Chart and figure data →
****

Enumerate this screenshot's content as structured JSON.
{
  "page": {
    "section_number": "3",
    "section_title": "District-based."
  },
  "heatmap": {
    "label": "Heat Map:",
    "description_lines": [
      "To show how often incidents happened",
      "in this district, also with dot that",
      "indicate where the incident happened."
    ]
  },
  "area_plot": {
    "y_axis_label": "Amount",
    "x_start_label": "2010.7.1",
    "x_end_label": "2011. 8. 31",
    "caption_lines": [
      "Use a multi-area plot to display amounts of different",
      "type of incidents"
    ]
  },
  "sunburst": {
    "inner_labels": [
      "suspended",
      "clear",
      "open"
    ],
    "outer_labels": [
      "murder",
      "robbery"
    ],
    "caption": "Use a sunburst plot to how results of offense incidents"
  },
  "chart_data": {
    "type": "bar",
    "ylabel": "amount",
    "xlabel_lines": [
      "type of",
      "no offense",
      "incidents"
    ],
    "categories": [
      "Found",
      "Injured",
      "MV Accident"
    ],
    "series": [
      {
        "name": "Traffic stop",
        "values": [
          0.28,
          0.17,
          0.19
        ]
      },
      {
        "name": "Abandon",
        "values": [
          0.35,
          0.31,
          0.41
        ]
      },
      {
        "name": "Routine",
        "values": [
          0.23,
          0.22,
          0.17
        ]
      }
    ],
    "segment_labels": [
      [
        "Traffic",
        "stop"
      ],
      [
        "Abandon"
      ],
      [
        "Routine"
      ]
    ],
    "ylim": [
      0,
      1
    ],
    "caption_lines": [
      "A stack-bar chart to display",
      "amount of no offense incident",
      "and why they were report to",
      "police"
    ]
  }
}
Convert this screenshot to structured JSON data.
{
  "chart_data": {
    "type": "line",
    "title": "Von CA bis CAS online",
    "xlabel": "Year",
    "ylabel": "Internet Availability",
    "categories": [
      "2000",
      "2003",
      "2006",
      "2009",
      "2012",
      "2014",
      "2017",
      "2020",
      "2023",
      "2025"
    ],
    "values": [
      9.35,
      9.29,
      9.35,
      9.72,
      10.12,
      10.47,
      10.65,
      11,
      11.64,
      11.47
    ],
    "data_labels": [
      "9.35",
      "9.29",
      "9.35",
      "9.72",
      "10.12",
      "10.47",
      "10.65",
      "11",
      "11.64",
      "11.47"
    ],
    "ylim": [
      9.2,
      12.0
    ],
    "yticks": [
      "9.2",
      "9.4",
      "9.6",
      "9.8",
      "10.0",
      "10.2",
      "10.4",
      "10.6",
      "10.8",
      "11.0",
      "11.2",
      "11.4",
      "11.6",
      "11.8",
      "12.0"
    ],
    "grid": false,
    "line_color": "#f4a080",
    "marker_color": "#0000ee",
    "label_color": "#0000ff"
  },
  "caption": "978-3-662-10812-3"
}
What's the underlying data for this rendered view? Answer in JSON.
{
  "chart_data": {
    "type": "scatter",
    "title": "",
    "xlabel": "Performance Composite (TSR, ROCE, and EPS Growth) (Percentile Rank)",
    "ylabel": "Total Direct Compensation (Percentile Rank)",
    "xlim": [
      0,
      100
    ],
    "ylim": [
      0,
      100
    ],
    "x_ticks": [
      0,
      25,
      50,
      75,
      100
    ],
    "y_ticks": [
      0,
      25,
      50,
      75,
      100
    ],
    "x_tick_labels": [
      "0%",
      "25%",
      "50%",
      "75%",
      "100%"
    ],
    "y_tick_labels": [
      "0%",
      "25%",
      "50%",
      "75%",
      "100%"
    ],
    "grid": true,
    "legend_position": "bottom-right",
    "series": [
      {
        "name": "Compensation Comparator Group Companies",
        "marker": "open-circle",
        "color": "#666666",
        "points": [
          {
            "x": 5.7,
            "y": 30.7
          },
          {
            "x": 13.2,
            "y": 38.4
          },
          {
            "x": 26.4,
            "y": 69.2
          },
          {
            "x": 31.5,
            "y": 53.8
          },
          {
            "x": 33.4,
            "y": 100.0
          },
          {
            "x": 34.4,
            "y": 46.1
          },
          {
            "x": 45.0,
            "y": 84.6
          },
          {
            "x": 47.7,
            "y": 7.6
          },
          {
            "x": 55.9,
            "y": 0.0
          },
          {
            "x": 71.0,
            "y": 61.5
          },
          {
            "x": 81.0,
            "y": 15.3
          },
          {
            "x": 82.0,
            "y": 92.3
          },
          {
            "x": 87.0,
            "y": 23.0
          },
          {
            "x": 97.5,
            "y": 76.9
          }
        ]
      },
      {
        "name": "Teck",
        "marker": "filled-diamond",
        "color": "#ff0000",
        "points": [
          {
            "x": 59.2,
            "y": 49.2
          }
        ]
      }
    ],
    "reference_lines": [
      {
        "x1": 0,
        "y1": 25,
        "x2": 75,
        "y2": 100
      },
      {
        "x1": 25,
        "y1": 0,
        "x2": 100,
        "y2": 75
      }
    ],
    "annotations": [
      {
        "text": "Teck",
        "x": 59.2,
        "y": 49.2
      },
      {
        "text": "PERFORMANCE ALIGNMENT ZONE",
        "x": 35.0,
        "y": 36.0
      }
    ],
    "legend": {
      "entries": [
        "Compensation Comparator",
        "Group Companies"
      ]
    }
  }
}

****

Directive → Restate the whole listing exactly.

Answer to this problem →
Enumerate this screenshot's content as structured JSON.
{
  "page": {
    "section_number": "3",
    "section_title": "District-based."
  },
  "heatmap": {
    "label": "Heat Map:",
    "description_lines": [
      "To show how often incidents happened",
      "in this district, also with dot that",
      "indicate where the incident happened."
    ]
  },
  "area_plot": {
    "y_axis_label": "Amount",
    "x_start_label": "2010.7.1",
    "x_end_label": "2011. 8. 31",
    "caption_lines": [
      "Use a multi-area plot to display amounts of different",
      "type of incidents"
    ]
  },
  "sunburst": {
    "inner_labels": [
      "suspended",
      "clear",
      "open"
    ],
    "outer_labels": [
      "murder",
      "robbery"
    ],
    "caption": "Use a sunburst plot to how results of offense incidents"
  },
  "chart_data": {
    "type": "bar",
    "ylabel": "amount",
    "xlabel_lines": [
      "type of",
      "no offense",
      "incidents"
    ],
    "categories": [
      "Found",
      "Injured",
      "MV Accident"
    ],
    "series": [
      {
        "name": "Traffic stop",
        "values": [
          0.28,
          0.17,
          0.19
        ]
      },
      {
        "name": "Abandon",
        "values": [
          0.35,
          0.31,
          0.41
        ]
      },
      {
        "name": "Routine",
        "values": [
          0.23,
          0.22,
          0.17
        ]
      }
    ],
    "segment_labels": [
      [
        "Traffic",
        "stop"
      ],
      [
        "Abandon"
      ],
      [
        "Routine"
      ]
    ],
    "ylim": [
      0,
      1
    ],
    "caption_lines": [
      "A stack-bar chart to display",
      "amount of no offense incident",
      "and why they were report to",
      "police"
    ]
  }
}
Convert this screenshot to structured JSON data.
{
  "chart_data": {
    "type": "line",
    "title": "Von CA bis CAS online",
    "xlabel": "Year",
    "ylabel": "Internet Availability",
    "categories": [
      "2000",
      "2003",
      "2006",
      "2009",
      "2012",
      "2014",
      "2017",
      "2020",
      "2023",
      "2025"
    ],
    "values": [
      9.35,
      9.29,
      9.35,
      9.72,
      10.12,
      10.47,
      10.65,
      11,
      11.64,
      11.47
    ],
    "data_labels": [
      "9.35",
      "9.29",
      "9.35",
      "9.72",
      "10.12",
      "10.47",
      "10.65",
      "11",
      "11.64",
      "11.47"
    ],
    "ylim": [
      9.2,
      12.0
    ],
    "yticks": [
      "9.2",
      "9.4",
      "9.6",
      "9.8",
      "10.0",
      "10.2",
      "10.4",
      "10.6",
      "10.8",
      "11.0",
      "11.2",
      "11.4",
      "11.6",
      "11.8",
      "12.0"
    ],
    "grid": false,
    "line_color": "#f4a080",
    "marker_color": "#0000ee",
    "label_color": "#0000ff"
  },
  "caption": "978-3-662-10812-3"
}
What's the underlying data for this rendered view? Answer in JSON.
{
  "chart_data": {
    "type": "scatter",
    "title": "",
    "xlabel": "Performance Composite (TSR, ROCE, and EPS Growth) (Percentile Rank)",
    "ylabel": "Total Direct Compensation (Percentile Rank)",
    "xlim": [
      0,
      100
    ],
    "ylim": [
      0,
      100
    ],
    "x_ticks": [
      0,
      25,
      50,
      75,
      100
    ],
    "y_ticks": [
      0,
      25,
      50,
      75,
      100
    ],
    "x_tick_labels": [
      "0%",
      "25%",
      "50%",
      "75%",
      "100%"
    ],
    "y_tick_labels": [
      "0%",
      "25%",
      "50%",
      "75%",
      "100%"
    ],
    "grid": true,
    "legend_position": "bottom-right",
    "series": [
      {
        "name": "Compensation Comparator Group Companies",
        "marker": "open-circle",
        "color": "#666666",
        "points": [
          {
            "x": 5.7,
            "y": 30.7
          },
          {
            "x": 13.2,
            "y": 38.4
          },
          {
            "x": 26.4,
            "y": 69.2
          },
          {
            "x": 31.5,
            "y": 53.8
          },
          {
            "x": 33.4,
            "y": 100.0
          },
          {
            "x": 34.4,
            "y": 46.1
          },
          {
            "x": 45.0,
            "y": 84.6
          },
          {
            "x": 47.7,
            "y": 7.6
          },
          {
            "x": 55.9,
            "y": 0.0
          },
          {
            "x": 71.0,
            "y": 61.5
          },
          {
            "x": 81.0,
            "y": 15.3
          },
          {
            "x": 82.0,
            "y": 92.3
          },
          {
            "x": 87.0,
            "y": 23.0
          },
          {
            "x": 97.5,
            "y": 76.9
          }
        ]
      },
      {
        "name": "Teck",
        "marker": "filled-diamond",
        "color": "#ff0000",
        "points": [
          {
            "x": 59.2,
            "y": 49.2
          }
        ]
      }
    ],
    "reference_lines": [
      {
        "x1": 0,
        "y1": 25,
        "x2": 75,
        "y2": 100
      },
      {
        "x1": 25,
        "y1": 0,
        "x2": 100,
        "y2": 75
      }
    ],
    "annotations": [
      {
        "text": "Teck",
        "x": 59.2,
        "y": 49.2
      },
      {
        "text": "PERFORMANCE ALIGNMENT ZONE",
        "x": 35.0,
        "y": 36.0
      }
    ],
    "legend": {
      "entries": [
        "Compensation Comparator",
        "Group Companies"
      ]
    }
  }
}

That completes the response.